-- BEGIN Listing --

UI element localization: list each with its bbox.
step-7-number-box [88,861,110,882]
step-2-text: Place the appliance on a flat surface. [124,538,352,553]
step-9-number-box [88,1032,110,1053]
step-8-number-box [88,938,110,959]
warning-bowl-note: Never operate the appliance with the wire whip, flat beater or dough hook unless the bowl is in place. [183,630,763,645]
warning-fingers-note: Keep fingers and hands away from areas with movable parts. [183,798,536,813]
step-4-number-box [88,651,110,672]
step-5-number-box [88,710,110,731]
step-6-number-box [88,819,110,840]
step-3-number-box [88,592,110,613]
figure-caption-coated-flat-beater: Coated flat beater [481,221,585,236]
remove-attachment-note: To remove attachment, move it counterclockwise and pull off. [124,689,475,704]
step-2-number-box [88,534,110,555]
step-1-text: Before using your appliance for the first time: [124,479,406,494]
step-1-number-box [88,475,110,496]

-- END Listing --

### [What is needed]
Rewrite all of the records above, replacing every occurrence of "appliance" with "machine" and keeping everything else the same.

### [Finished answer]
UI element localization: list each with its bbox.
step-7-number-box [88,861,110,882]
step-2-text: Place the machine on a flat surface. [124,538,352,553]
step-9-number-box [88,1032,110,1053]
step-8-number-box [88,938,110,959]
warning-bowl-note: Never operate the machine with the wire whip, flat beater or dough hook unless the bowl is in place. [183,630,763,645]
warning-fingers-note: Keep fingers and hands away from areas with movable parts. [183,798,536,813]
step-4-number-box [88,651,110,672]
step-5-number-box [88,710,110,731]
step-6-number-box [88,819,110,840]
step-3-number-box [88,592,110,613]
figure-caption-coated-flat-beater: Coated flat beater [481,221,585,236]
remove-attachment-note: To remove attachment, move it counterclockwise and pull off. [124,689,475,704]
step-2-number-box [88,534,110,555]
step-1-text: Before using your machine for the first time: [124,479,406,494]
step-1-number-box [88,475,110,496]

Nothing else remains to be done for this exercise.